Exercise requirements
Write out the records below once more, exactly as they stand.

Input material
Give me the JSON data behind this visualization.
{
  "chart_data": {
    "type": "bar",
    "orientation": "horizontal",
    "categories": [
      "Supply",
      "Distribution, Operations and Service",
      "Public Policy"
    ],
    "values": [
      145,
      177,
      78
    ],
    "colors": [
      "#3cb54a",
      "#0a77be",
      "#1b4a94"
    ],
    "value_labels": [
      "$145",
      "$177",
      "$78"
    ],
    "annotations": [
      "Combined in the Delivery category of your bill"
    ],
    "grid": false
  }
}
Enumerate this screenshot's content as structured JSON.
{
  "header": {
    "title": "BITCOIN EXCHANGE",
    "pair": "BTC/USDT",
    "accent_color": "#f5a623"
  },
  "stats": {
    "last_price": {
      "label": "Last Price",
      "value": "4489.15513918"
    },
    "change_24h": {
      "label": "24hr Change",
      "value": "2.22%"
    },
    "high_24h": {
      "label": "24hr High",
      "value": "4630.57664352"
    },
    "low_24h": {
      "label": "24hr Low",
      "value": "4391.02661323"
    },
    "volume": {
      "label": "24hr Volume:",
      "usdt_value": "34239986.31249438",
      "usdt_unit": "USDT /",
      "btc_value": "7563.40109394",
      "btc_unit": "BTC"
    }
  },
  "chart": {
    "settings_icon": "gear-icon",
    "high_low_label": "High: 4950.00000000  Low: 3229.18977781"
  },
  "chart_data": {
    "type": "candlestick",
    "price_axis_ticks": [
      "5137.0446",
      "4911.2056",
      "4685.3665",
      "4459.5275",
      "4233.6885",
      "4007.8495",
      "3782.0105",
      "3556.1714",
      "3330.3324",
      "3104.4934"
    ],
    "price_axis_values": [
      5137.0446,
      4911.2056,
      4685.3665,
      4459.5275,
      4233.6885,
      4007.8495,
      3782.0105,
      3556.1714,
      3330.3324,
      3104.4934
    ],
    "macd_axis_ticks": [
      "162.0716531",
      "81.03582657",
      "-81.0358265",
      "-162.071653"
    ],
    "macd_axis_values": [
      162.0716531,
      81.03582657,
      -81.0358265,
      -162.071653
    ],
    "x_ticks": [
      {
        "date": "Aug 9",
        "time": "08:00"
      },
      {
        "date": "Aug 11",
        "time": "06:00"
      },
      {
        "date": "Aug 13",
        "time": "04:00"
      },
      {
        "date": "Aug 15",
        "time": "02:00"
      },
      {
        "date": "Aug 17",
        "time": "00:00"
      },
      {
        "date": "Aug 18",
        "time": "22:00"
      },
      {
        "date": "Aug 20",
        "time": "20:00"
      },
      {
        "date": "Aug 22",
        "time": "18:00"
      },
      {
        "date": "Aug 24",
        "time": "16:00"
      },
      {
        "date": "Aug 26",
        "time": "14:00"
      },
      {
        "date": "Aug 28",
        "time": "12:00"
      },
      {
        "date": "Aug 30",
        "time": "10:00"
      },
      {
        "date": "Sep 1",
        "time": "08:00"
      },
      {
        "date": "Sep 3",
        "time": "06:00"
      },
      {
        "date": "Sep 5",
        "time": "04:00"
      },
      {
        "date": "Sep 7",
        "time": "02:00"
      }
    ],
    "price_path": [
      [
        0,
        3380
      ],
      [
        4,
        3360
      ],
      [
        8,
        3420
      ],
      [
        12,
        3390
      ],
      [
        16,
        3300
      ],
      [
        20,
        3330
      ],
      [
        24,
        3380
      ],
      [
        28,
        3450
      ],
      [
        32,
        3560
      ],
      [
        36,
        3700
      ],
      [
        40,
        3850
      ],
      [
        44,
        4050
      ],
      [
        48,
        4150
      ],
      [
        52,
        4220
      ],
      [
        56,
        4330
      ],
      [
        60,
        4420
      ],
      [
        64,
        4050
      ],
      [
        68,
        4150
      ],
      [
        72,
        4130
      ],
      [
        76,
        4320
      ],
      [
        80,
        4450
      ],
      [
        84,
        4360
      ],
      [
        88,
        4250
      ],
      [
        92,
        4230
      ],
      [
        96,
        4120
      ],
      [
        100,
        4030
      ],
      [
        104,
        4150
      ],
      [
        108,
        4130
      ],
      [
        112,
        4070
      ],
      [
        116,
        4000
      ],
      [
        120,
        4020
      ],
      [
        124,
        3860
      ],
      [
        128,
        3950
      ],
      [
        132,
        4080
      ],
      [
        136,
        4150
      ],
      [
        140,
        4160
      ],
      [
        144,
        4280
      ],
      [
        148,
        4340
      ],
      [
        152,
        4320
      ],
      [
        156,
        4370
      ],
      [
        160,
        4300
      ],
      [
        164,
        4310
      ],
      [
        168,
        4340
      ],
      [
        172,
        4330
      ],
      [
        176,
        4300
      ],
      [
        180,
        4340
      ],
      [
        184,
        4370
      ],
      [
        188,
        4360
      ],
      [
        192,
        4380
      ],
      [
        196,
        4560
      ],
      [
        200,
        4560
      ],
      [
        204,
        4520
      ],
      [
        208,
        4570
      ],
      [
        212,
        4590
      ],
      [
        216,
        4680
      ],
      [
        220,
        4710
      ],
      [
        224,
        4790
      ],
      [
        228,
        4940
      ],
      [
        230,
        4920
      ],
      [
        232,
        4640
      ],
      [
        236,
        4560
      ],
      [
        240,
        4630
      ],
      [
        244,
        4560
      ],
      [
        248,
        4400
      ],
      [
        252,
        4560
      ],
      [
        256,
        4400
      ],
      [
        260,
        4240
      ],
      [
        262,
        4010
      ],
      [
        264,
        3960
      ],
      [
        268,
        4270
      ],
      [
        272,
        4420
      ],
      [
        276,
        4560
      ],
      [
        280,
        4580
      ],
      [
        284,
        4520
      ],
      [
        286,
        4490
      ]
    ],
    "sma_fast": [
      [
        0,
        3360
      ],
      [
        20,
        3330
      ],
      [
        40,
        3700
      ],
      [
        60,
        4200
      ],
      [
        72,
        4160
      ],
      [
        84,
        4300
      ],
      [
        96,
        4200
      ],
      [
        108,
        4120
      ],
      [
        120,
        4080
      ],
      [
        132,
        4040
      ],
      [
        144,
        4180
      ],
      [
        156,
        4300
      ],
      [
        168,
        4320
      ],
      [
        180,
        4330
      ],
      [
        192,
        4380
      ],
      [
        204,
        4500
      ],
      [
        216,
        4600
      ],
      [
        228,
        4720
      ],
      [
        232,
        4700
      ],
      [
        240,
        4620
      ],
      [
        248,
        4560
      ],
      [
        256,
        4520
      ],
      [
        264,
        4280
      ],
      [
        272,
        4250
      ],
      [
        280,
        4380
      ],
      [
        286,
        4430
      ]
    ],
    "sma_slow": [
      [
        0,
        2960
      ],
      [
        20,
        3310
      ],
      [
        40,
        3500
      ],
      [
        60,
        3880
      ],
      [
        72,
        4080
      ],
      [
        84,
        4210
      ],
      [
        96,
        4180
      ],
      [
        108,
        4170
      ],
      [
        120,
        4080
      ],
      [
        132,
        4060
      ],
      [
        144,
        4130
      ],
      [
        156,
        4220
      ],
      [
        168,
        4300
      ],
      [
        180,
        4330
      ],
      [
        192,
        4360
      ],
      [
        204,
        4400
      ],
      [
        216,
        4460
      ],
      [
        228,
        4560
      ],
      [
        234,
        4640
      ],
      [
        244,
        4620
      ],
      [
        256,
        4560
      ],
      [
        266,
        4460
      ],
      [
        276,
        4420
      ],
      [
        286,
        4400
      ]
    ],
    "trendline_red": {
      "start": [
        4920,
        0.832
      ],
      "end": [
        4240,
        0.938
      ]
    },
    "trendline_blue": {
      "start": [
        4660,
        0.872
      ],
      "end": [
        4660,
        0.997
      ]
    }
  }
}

Complete answer
Give me the JSON data behind this visualization.
{
  "chart_data": {
    "type": "bar",
    "orientation": "horizontal",
    "categories": [
      "Supply",
      "Distribution, Operations and Service",
      "Public Policy"
    ],
    "values": [
      145,
      177,
      78
    ],
    "colors": [
      "#3cb54a",
      "#0a77be",
      "#1b4a94"
    ],
    "value_labels": [
      "$145",
      "$177",
      "$78"
    ],
    "annotations": [
      "Combined in the Delivery category of your bill"
    ],
    "grid": false
  }
}
Enumerate this screenshot's content as structured JSON.
{
  "header": {
    "title": "BITCOIN EXCHANGE",
    "pair": "BTC/USDT",
    "accent_color": "#f5a623"
  },
  "stats": {
    "last_price": {
      "label": "Last Price",
      "value": "4489.15513918"
    },
    "change_24h": {
      "label": "24hr Change",
      "value": "2.22%"
    },
    "high_24h": {
      "label": "24hr High",
      "value": "4630.57664352"
    },
    "low_24h": {
      "label": "24hr Low",
      "value": "4391.02661323"
    },
    "volume": {
      "label": "24hr Volume:",
      "usdt_value": "34239986.31249438",
      "usdt_unit": "USDT /",
      "btc_value": "7563.40109394",
      "btc_unit": "BTC"
    }
  },
  "chart": {
    "settings_icon": "gear-icon",
    "high_low_label": "High: 4950.00000000  Low: 3229.18977781"
  },
  "chart_data": {
    "type": "candlestick",
    "price_axis_ticks": [
      "5137.0446",
      "4911.2056",
      "4685.3665",
      "4459.5275",
      "4233.6885",
      "4007.8495",
      "3782.0105",
      "3556.1714",
      "3330.3324",
      "3104.4934"
    ],
    "price_axis_values": [
      5137.0446,
      4911.2056,
      4685.3665,
      4459.5275,
      4233.6885,
      4007.8495,
      3782.0105,
      3556.1714,
      3330.3324,
      3104.4934
    ],
    "macd_axis_ticks": [
      "162.0716531",
      "81.03582657",
      "-81.0358265",
      "-162.071653"
    ],
    "macd_axis_values": [
      162.0716531,
      81.03582657,
      -81.0358265,
      -162.071653
    ],
    "x_ticks": [
      {
        "date": "Aug 9",
        "time": "08:00"
      },
      {
        "date": "Aug 11",
        "time": "06:00"
      },
      {
        "date": "Aug 13",
        "time": "04:00"
      },
      {
        "date": "Aug 15",
        "time": "02:00"
      },
      {
        "date": "Aug 17",
        "time": "00:00"
      },
      {
        "date": "Aug 18",
        "time": "22:00"
      },
      {
        "date": "Aug 20",
        "time": "20:00"
      },
      {
        "date": "Aug 22",
        "time": "18:00"
      },
      {
        "date": "Aug 24",
        "time": "16:00"
      },
      {
        "date": "Aug 26",
        "time": "14:00"
      },
      {
        "date": "Aug 28",
        "time": "12:00"
      },
      {
        "date": "Aug 30",
        "time": "10:00"
      },
      {
        "date": "Sep 1",
        "time": "08:00"
      },
      {
        "date": "Sep 3",
        "time": "06:00"
      },
      {
        "date": "Sep 5",
        "time": "04:00"
      },
      {
        "date": "Sep 7",
        "time": "02:00"
      }
    ],
    "price_path": [
      [
        0,
        3380
      ],
      [
        4,
        3360
      ],
      [
        8,
        3420
      ],
      [
        12,
        3390
      ],
      [
        16,
        3300
      ],
      [
        20,
        3330
      ],
      [
        24,
        3380
      ],
      [
        28,
        3450
      ],
      [
        32,
        3560
      ],
      [
        36,
        3700
      ],
      [
        40,
        3850
      ],
      [
        44,
        4050
      ],
      [
        48,
        4150
      ],
      [
        52,
        4220
      ],
      [
        56,
        4330
      ],
      [
        60,
        4420
      ],
      [
        64,
        4050
      ],
      [
        68,
        4150
      ],
      [
        72,
        4130
      ],
      [
        76,
        4320
      ],
      [
        80,
        4450
      ],
      [
        84,
        4360
      ],
      [
        88,
        4250
      ],
      [
        92,
        4230
      ],
      [
        96,
        4120
      ],
      [
        100,
        4030
      ],
      [
        104,
        4150
      ],
      [
        108,
        4130
      ],
      [
        112,
        4070
      ],
      [
        116,
        4000
      ],
      [
        120,
        4020
      ],
      [
        124,
        3860
      ],
      [
        128,
        3950
      ],
      [
        132,
        4080
      ],
      [
        136,
        4150
      ],
      [
        140,
        4160
      ],
      [
        144,
        4280
      ],
      [
        148,
        4340
      ],
      [
        152,
        4320
      ],
      [
        156,
        4370
      ],
      [
        160,
        4300
      ],
      [
        164,
        4310
      ],
      [
        168,
        4340
      ],
      [
        172,
        4330
      ],
      [
        176,
        4300
      ],
      [
        180,
        4340
      ],
      [
        184,
        4370
      ],
      [
        188,
        4360
      ],
      [
        192,
        4380
      ],
      [
        196,
        4560
      ],
      [
        200,
        4560
      ],
      [
        204,
        4520
      ],
      [
        208,
        4570
      ],
      [
        212,
        4590
      ],
      [
        216,
        4680
      ],
      [
        220,
        4710
      ],
      [
        224,
        4790
      ],
      [
        228,
        4940
      ],
      [
        230,
        4920
      ],
      [
        232,
        4640
      ],
      [
        236,
        4560
      ],
      [
        240,
        4630
      ],
      [
        244,
        4560
      ],
      [
        248,
        4400
      ],
      [
        252,
        4560
      ],
      [
        256,
        4400
      ],
      [
        260,
        4240
      ],
      [
        262,
        4010
      ],
      [
        264,
        3960
      ],
      [
        268,
        4270
      ],
      [
        272,
        4420
      ],
      [
        276,
        4560
      ],
      [
        280,
        4580
      ],
      [
        284,
        4520
      ],
      [
        286,
        4490
      ]
    ],
    "sma_fast": [
      [
        0,
        3360
      ],
      [
        20,
        3330
      ],
      [
        40,
        3700
      ],
      [
        60,
        4200
      ],
      [
        72,
        4160
      ],
      [
        84,
        4300
      ],
      [
        96,
        4200
      ],
      [
        108,
        4120
      ],
      [
        120,
        4080
      ],
      [
        132,
        4040
      ],
      [
        144,
        4180
      ],
      [
        156,
        4300
      ],
      [
        168,
        4320
      ],
      [
        180,
        4330
      ],
      [
        192,
        4380
      ],
      [
        204,
        4500
      ],
      [
        216,
        4600
      ],
      [
        228,
        4720
      ],
      [
        232,
        4700
      ],
      [
        240,
        4620
      ],
      [
        248,
        4560
      ],
      [
        256,
        4520
      ],
      [
        264,
        4280
      ],
      [
        272,
        4250
      ],
      [
        280,
        4380
      ],
      [
        286,
        4430
      ]
    ],
    "sma_slow": [
      [
        0,
        2960
      ],
      [
        20,
        3310
      ],
      [
        40,
        3500
      ],
      [
        60,
        3880
      ],
      [
        72,
        4080
      ],
      [
        84,
        4210
      ],
      [
        96,
        4180
      ],
      [
        108,
        4170
      ],
      [
        120,
        4080
      ],
      [
        132,
        4060
      ],
      [
        144,
        4130
      ],
      [
        156,
        4220
      ],
      [
        168,
        4300
      ],
      [
        180,
        4330
      ],
      [
        192,
        4360
      ],
      [
        204,
        4400
      ],
      [
        216,
        4460
      ],
      [
        228,
        4560
      ],
      [
        234,
        4640
      ],
      [
        244,
        4620
      ],
      [
        256,
        4560
      ],
      [
        266,
        4460
      ],
      [
        276,
        4420
      ],
      [
        286,
        4400
      ]
    ],
    "trendline_red": {
      "start": [
        4920,
        0.832
      ],
      "end": [
        4240,
        0.938
      ]
    },
    "trendline_blue": {
      "start": [
        4660,
        0.872
      ],
      "end": [
        4660,
        0.997
      ]
    }
  }
}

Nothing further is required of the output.